(Data records)

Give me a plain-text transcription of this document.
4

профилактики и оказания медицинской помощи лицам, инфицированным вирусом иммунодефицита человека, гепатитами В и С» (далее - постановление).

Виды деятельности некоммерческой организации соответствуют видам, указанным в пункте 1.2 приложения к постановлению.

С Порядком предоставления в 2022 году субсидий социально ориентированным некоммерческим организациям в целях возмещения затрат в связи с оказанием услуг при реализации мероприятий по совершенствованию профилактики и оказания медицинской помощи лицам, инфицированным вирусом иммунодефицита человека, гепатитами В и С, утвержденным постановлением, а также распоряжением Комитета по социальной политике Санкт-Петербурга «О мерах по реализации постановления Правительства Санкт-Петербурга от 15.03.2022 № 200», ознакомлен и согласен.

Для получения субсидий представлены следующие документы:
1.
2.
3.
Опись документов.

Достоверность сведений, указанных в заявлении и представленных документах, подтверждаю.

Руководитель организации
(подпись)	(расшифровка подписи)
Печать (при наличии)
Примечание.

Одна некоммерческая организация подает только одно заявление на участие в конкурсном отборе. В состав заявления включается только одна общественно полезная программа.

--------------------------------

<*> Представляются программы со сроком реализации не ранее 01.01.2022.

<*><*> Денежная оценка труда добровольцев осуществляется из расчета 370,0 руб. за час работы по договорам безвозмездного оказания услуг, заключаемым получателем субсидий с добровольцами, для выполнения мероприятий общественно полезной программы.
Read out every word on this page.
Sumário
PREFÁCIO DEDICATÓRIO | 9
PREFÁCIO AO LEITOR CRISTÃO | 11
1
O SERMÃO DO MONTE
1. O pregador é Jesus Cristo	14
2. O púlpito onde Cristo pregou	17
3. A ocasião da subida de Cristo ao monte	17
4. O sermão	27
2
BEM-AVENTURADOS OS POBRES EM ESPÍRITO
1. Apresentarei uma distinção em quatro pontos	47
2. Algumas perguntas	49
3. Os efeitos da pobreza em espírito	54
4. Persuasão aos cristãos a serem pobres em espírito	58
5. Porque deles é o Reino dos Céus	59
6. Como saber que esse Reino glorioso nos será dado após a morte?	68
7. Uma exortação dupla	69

# EXERCISE REQUIREMENTS
Exactly as shown, repeat every record.

# FULL ANSWER
Give me a plain-text transcription of this document.
4

профилактики и оказания медицинской помощи лицам, инфицированным вирусом иммунодефицита человека, гепатитами В и С» (далее - постановление).

Виды деятельности некоммерческой организации соответствуют видам, указанным в пункте 1.2 приложения к постановлению.

С Порядком предоставления в 2022 году субсидий социально ориентированным некоммерческим организациям в целях возмещения затрат в связи с оказанием услуг при реализации мероприятий по совершенствованию профилактики и оказания медицинской помощи лицам, инфицированным вирусом иммунодефицита человека, гепатитами В и С, утвержденным постановлением, а также распоряжением Комитета по социальной политике Санкт-Петербурга «О мерах по реализации постановления Правительства Санкт-Петербурга от 15.03.2022 № 200», ознакомлен и согласен.

Для получения субсидий представлены следующие документы:
1.
2.
3.
Опись документов.

Достоверность сведений, указанных в заявлении и представленных документах, подтверждаю.

Руководитель организации
(подпись)	(расшифровка подписи)
Печать (при наличии)
Примечание.

Одна некоммерческая организация подает только одно заявление на участие в конкурсном отборе. В состав заявления включается только одна общественно полезная программа.

--------------------------------

<*> Представляются программы со сроком реализации не ранее 01.01.2022.

<*><*> Денежная оценка труда добровольцев осуществляется из расчета 370,0 руб. за час работы по договорам безвозмездного оказания услуг, заключаемым получателем субсидий с добровольцами, для выполнения мероприятий общественно полезной программы.
Read out every word on this page.
Sumário
PREFÁCIO DEDICATÓRIO | 9
PREFÁCIO AO LEITOR CRISTÃO | 11
1
O SERMÃO DO MONTE
1. O pregador é Jesus Cristo	14
2. O púlpito onde Cristo pregou	17
3. A ocasião da subida de Cristo ao monte	17
4. O sermão	27
2
BEM-AVENTURADOS OS POBRES EM ESPÍRITO
1. Apresentarei uma distinção em quatro pontos	47
2. Algumas perguntas	49
3. Os efeitos da pobreza em espírito	54
4. Persuasão aos cristãos a serem pobres em espírito	58
5. Porque deles é o Reino dos Céus	59
6. Como saber que esse Reino glorioso nos será dado após a morte?	68
7. Uma exortação dupla	69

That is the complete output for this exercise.